Pick out all lines of the entries that include the word "area" and copy them.

--- start of DATA ---

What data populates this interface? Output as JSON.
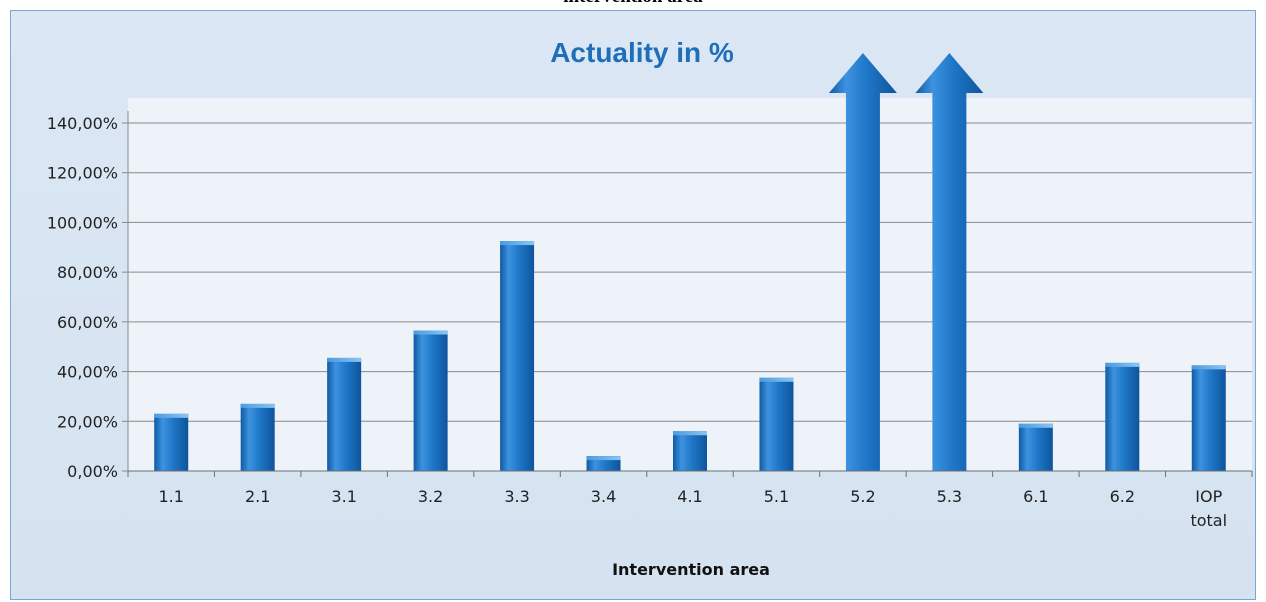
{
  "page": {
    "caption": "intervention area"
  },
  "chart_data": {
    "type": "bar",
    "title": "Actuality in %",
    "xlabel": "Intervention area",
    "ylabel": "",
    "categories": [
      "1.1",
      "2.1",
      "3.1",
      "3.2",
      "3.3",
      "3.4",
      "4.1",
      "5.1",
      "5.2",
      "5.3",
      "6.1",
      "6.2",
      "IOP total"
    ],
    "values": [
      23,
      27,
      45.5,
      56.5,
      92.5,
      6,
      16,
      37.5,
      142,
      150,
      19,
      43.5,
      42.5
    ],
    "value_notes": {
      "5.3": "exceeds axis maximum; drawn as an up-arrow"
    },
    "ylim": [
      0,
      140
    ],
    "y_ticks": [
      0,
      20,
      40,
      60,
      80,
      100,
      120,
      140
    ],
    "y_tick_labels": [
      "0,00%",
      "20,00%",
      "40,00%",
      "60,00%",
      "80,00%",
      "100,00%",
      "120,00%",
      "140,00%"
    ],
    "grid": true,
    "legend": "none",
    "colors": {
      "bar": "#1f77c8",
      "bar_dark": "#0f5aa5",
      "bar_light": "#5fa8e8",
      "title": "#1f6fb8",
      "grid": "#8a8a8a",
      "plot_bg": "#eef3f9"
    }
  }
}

--- end of DATA ---

● SOLUTION
    "caption": "intervention area"
    "xlabel": "Intervention area",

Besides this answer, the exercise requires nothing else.